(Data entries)
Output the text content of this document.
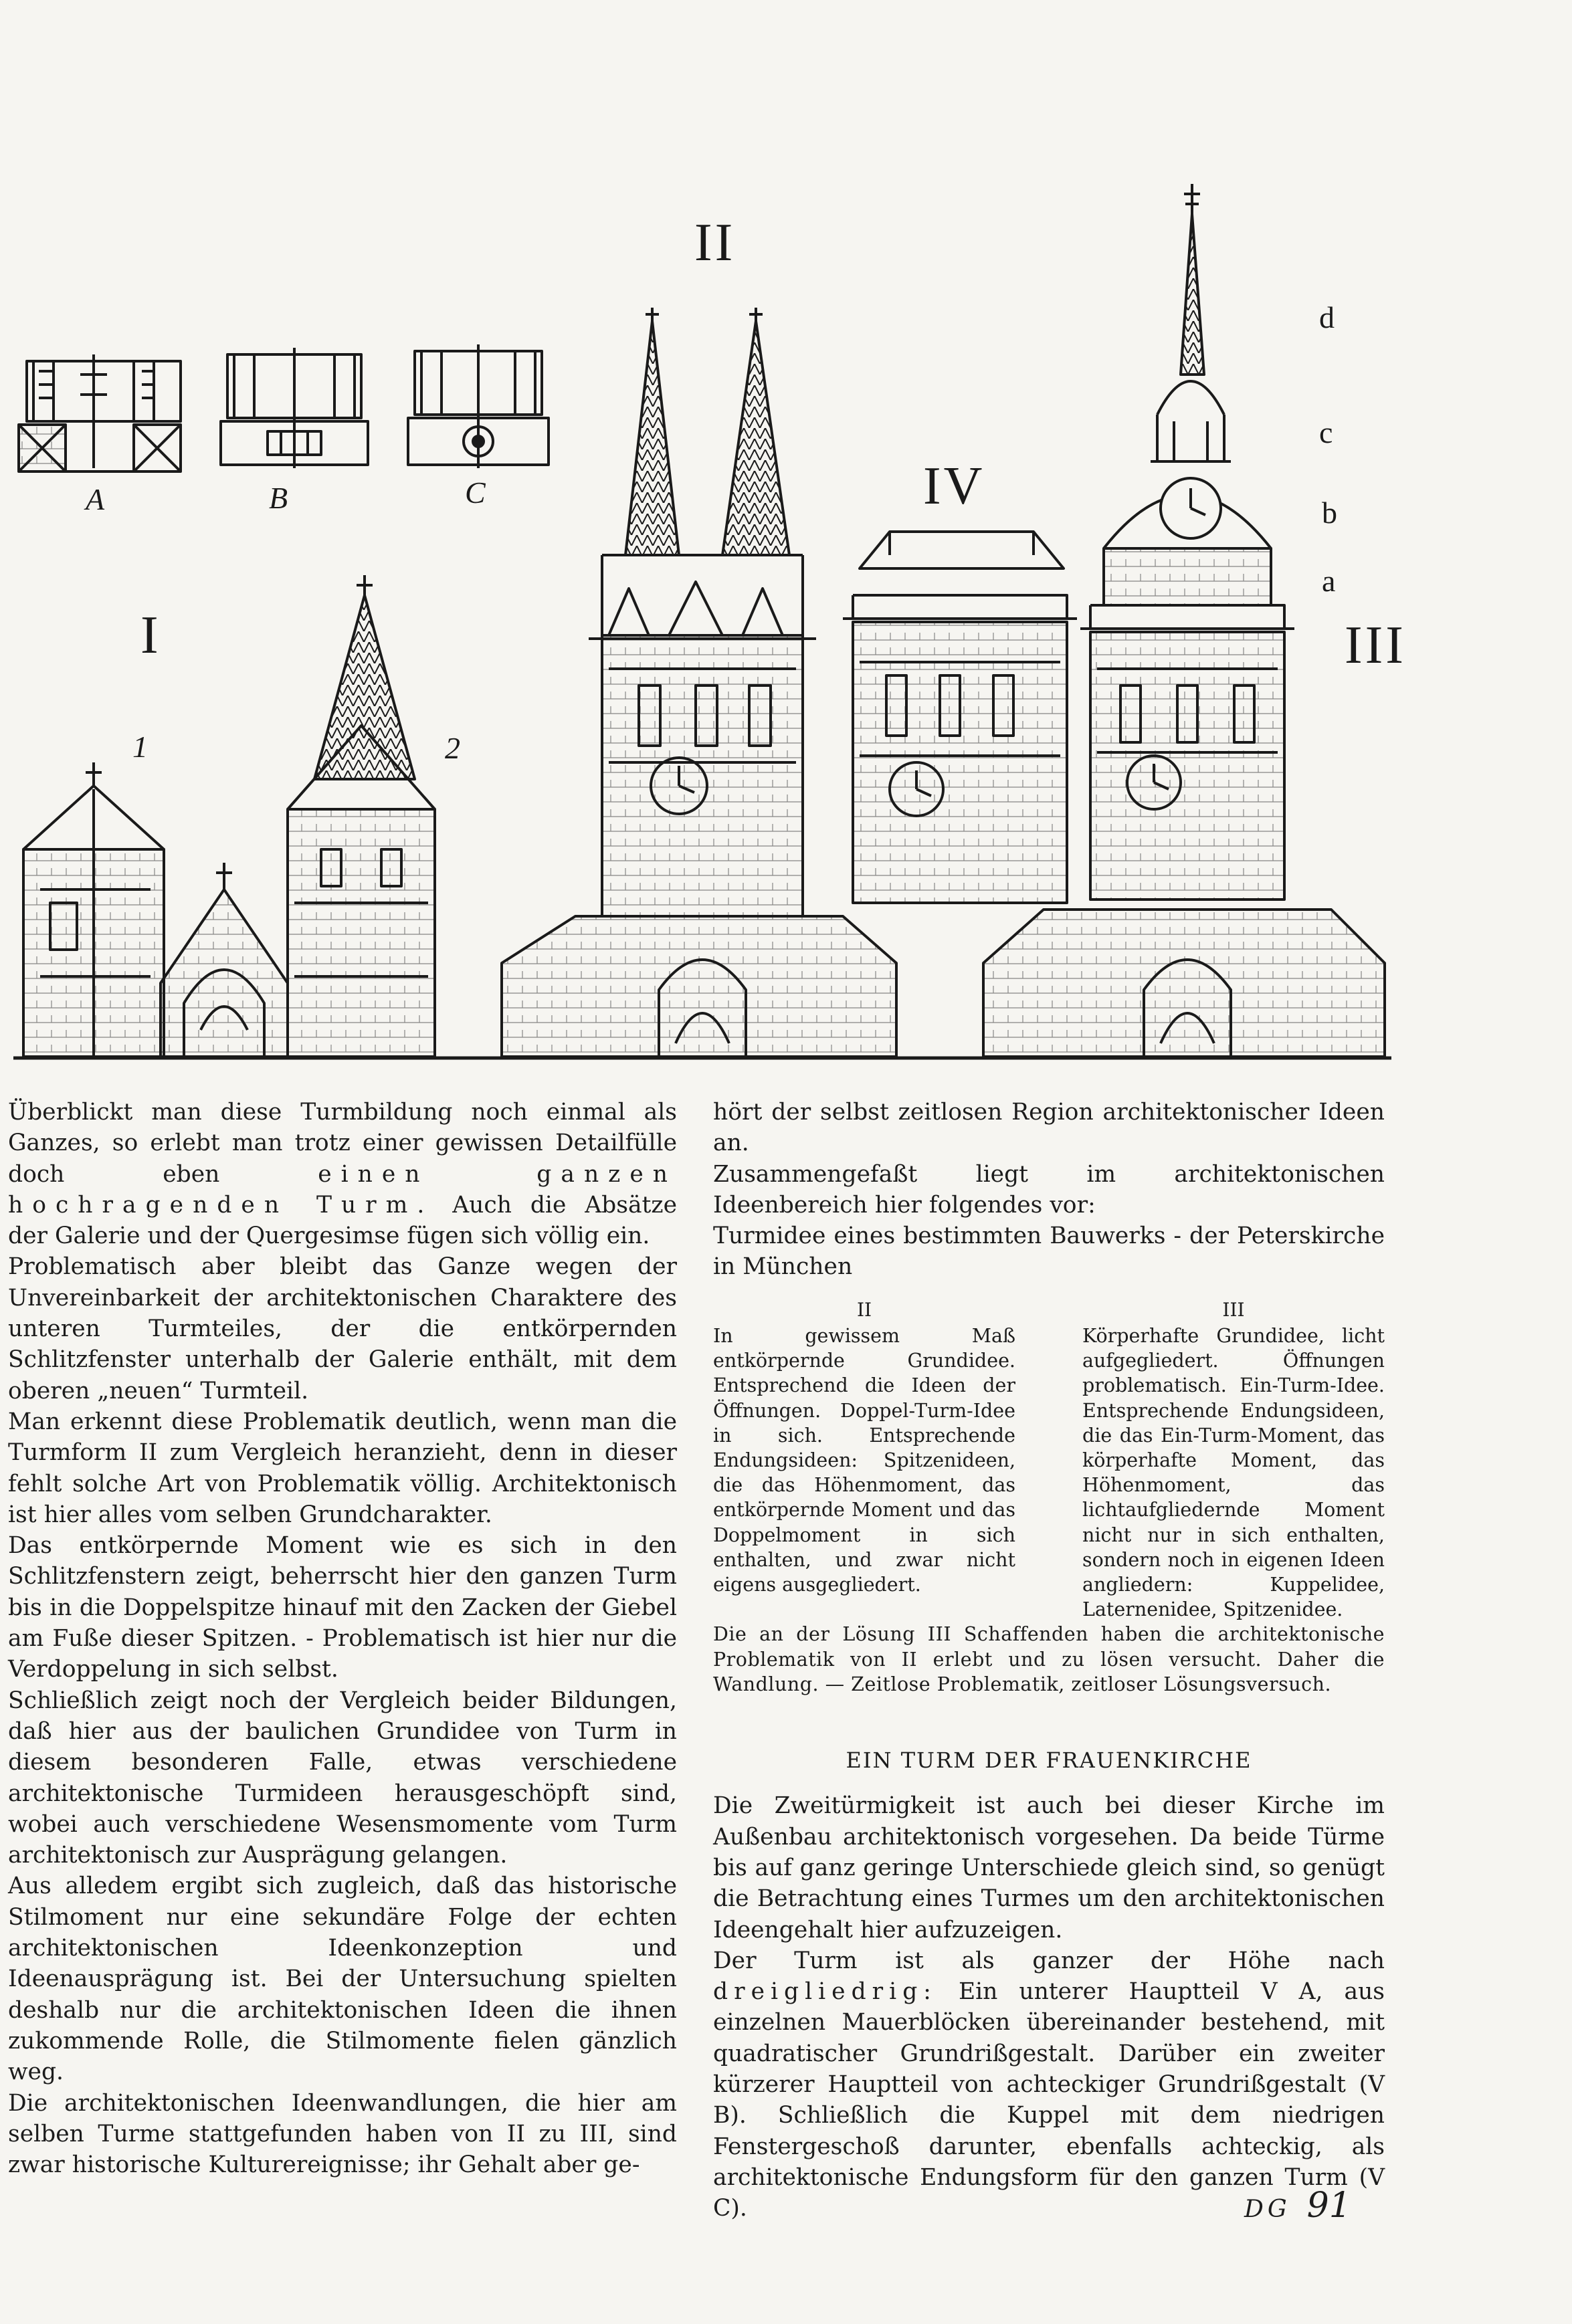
A	B	C
I
II
III
IV
1	2
d
c
b
a

Überblickt man diese Turmbildung noch einmal als Ganzes, so erlebt man trotz einer gewissen Detailfülle doch eben	einen ganzen hochragenden Turm. Auch die Absätze der Galerie und der Quergesimse fügen sich völlig ein.

Problematisch aber bleibt das Ganze wegen der Unvereinbarkeit der architektonischen Charaktere des unteren Turmteiles, der die entkörpernden Schlitzfenster unterhalb der Galerie enthält, mit dem oberen „neuen“ Turmteil.

Man erkennt diese Problematik deutlich, wenn man die Turmform II zum Vergleich heranzieht, denn in dieser fehlt solche Art von Problematik völlig. Architektonisch ist hier alles vom selben Grundcharakter.

Das entkörpernde Moment wie es sich in den Schlitzfenstern zeigt, beherrscht hier den ganzen Turm bis in die Doppelspitze hinauf mit den Zacken der Giebel am Fuße dieser Spitzen. - Problematisch ist hier nur die Verdoppelung in sich selbst.

Schließlich zeigt noch der Vergleich beider Bildungen, daß hier aus der baulichen Grundidee von Turm in diesem besonderen Falle, etwas verschiedene architektonische Turmideen herausgeschöpft sind, wobei auch verschiedene Wesensmomente vom Turm architektonisch zur Ausprägung gelangen.

Aus alledem ergibt sich zugleich, daß das historische Stilmoment nur eine sekundäre Folge der echten architektonischen Ideenkonzeption und Ideenausprägung ist. Bei der Untersuchung spielten deshalb nur die architektonischen Ideen die ihnen zukommende Rolle, die Stilmomente fielen gänzlich weg.

Die architektonischen Ideenwandlungen, die hier am selben Turme stattgefunden haben von II zu III, sind zwar historische Kulturereignisse; ihr Gehalt aber ge-

hört der selbst zeitlosen Region architektonischer Ideen an.

Zusammengefaßt liegt im architektonischen Ideenbereich hier folgendes vor:

Turmidee eines bestimmten Bauwerks - der Peterskirche in München

II
In gewissem Maß entkörpernde Grundidee. Entsprechend die Ideen der Öffnungen. Doppel-Turm-Idee in sich. Entsprechende Endungsideen: Spitzenideen, die das Höhenmoment, das entkörpernde Moment und das Doppelmoment in sich enthalten, und zwar nicht eigens ausgegliedert.
III
Körperhafte Grundidee, licht aufgegliedert. Öffnungen problematisch. Ein-Turm-Idee. Entsprechende Endungsideen, die das Ein-Turm-Moment, das körperhafte Moment, das Höhenmoment, das lichtaufgliedernde Moment nicht nur in sich enthalten, sondern noch in eigenen Ideen angliedern: Kuppelidee, Laternenidee, Spitzenidee.

Die an der Lösung III Schaffenden haben die architektonische Problematik von II erlebt und zu lösen versucht. Daher die Wandlung. — Zeitlose Problematik, zeitloser Lösungsversuch.

EIN TURM DER FRAUENKIRCHE

Die Zweitürmigkeit ist auch bei dieser Kirche im Außenbau architektonisch vorgesehen. Da beide Türme bis auf ganz geringe Unterschiede gleich sind, so genügt die Betrachtung eines Turmes um den architektonischen Ideengehalt hier aufzuzeigen.

Der Turm ist als ganzer der Höhe nach dreigliedrig: Ein unterer Hauptteil V A, aus einzelnen Mauerblöcken übereinander bestehend, mit quadratischer Grundrißgestalt. Darüber ein zweiter kürzerer Hauptteil von achteckiger Grundrißgestalt (V B). Schließlich die Kuppel mit dem niedrigen Fenstergeschoß darunter, ebenfalls achteckig, als architektonische Endungsform für den ganzen Turm (V C).	DG 91
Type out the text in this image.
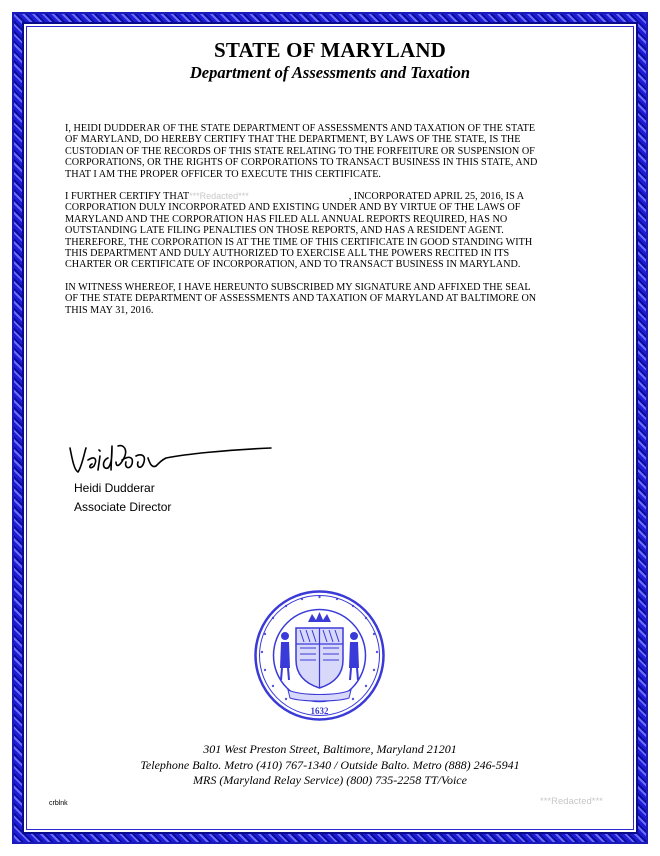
STATE OF MARYLAND
Department of Assessments and Taxation

I, HEIDI DUDDERAR OF THE STATE DEPARTMENT OF ASSESSMENTS AND TAXATION OF THE STATE OF MARYLAND, DO HEREBY CERTIFY THAT THE DEPARTMENT, BY LAWS OF THE STATE, IS THE CUSTODIAN OF THE RECORDS OF THIS STATE RELATING TO THE FORFEITURE OR SUSPENSION OF CORPORATIONS, OR THE RIGHTS OF CORPORATIONS TO TRANSACT BUSINESS IN THIS STATE, AND THAT I AM THE PROPER OFFICER TO EXECUTE THIS CERTIFICATE.

I FURTHER CERTIFY THAT***Redacted***	, INCORPORATED APRIL 25, 2016, IS A CORPORATION DULY INCORPORATED AND EXISTING UNDER AND BY VIRTUE OF THE LAWS OF MARYLAND AND THE CORPORATION HAS FILED ALL ANNUAL REPORTS REQUIRED, HAS NO OUTSTANDING LATE FILING PENALTIES ON THOSE REPORTS, AND HAS A RESIDENT AGENT. THEREFORE, THE CORPORATION IS AT THE TIME OF THIS CERTIFICATE IN GOOD STANDING WITH THIS DEPARTMENT AND DULY AUTHORIZED TO EXERCISE ALL THE POWERS RECITED IN ITS CHARTER OR CERTIFICATE OF INCORPORATION, AND TO TRANSACT BUSINESS IN MARYLAND.

IN WITNESS WHEREOF, I HAVE HEREUNTO SUBSCRIBED MY SIGNATURE AND AFFIXED THE SEAL OF THE STATE DEPARTMENT OF ASSESSMENTS AND TAXATION OF MARYLAND AT BALTIMORE ON THIS MAY 31, 2016.

Heidi Dudderar
Associate Director
1632
301 West Preston Street, Baltimore, Maryland 21201
Telephone Balto. Metro (410) 767-1340 / Outside Balto. Metro (888) 246-5941
MRS (Maryland Relay Service) (800) 735-2258 TT/Voice
crblnk	***Redacted***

» EXERCISE REQUIREMENTS: Locate the lines above that contain "Öffnungen" and copy them.

» RESULT FOR THIS EXERCISE:
In gewissem Maß entkörpernde Grundidee. Entsprechend die Ideen der Öffnungen. Doppel-Turm-Idee in sich. Entsprechende Endungsideen: Spitzenideen, die das Höhenmoment, das entkörpernde Moment und das Doppelmoment in sich enthalten, und zwar nicht eigens ausgegliedert.
Körperhafte Grundidee, licht aufgegliedert. Öffnungen problematisch. Ein-Turm-Idee. Entsprechende Endungsideen, die das Ein-Turm-Moment, das körperhafte Moment, das Höhenmoment, das lichtaufgliedernde Moment nicht nur in sich enthalten, sondern noch in eigenen Ideen angliedern: Kuppelidee, Laternenidee, Spitzenidee.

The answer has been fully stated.